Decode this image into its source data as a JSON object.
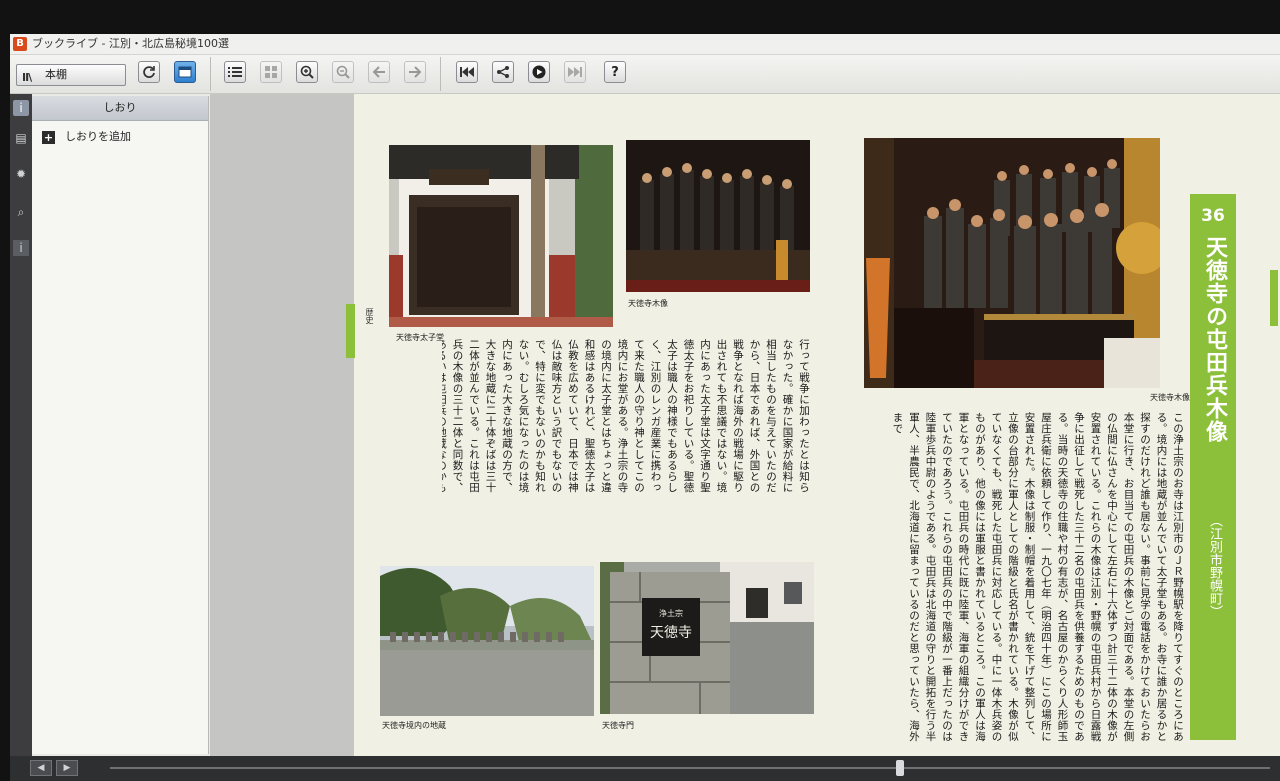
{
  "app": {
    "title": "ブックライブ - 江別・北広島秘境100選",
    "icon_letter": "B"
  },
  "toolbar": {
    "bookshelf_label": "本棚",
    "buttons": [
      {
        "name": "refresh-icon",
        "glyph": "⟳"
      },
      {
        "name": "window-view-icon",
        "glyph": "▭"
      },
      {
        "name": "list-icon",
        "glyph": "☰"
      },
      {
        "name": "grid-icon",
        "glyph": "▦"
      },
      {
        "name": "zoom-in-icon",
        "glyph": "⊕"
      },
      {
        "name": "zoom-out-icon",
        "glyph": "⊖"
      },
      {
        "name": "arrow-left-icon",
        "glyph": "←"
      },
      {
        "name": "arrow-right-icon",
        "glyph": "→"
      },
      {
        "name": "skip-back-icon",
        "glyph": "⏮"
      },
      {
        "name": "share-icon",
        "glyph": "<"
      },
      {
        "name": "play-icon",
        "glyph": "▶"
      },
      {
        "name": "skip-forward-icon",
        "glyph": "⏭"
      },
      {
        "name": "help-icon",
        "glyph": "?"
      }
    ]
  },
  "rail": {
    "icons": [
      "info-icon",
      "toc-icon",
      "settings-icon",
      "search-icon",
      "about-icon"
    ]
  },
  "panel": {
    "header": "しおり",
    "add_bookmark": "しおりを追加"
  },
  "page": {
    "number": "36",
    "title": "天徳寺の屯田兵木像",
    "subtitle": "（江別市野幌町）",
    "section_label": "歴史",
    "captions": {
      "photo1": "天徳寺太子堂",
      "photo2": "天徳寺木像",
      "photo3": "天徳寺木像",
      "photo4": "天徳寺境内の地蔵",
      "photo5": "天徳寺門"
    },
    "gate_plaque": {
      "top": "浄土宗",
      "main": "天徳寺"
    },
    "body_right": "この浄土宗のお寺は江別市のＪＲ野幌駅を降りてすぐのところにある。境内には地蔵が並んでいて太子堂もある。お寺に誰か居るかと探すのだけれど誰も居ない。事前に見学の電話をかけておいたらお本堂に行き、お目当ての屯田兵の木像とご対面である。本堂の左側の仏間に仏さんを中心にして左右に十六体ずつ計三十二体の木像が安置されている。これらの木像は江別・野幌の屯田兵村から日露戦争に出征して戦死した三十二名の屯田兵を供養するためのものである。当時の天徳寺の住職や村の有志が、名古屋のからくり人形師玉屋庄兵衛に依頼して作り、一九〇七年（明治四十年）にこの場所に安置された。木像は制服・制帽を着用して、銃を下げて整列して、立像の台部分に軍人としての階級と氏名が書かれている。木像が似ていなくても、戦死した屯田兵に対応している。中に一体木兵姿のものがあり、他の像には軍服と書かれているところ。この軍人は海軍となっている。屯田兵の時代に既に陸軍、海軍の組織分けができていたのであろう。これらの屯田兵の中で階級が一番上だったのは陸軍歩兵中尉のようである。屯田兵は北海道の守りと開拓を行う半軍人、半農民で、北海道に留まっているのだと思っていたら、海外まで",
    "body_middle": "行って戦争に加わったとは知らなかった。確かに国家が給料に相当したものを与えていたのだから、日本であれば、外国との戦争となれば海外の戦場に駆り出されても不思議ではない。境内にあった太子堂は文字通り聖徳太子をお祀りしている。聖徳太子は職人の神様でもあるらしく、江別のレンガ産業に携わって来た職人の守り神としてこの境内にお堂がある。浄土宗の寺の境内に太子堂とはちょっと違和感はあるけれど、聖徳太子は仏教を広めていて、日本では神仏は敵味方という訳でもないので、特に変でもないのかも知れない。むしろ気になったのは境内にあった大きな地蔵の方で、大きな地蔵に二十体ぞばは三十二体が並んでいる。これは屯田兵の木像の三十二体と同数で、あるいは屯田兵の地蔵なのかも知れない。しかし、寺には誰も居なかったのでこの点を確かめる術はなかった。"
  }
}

▶ _Goal_
Find the lines holding "skip" and list every one.

▶ _Output for this exercise_
        "name": "skip-back-icon",
        "name": "skip-forward-icon",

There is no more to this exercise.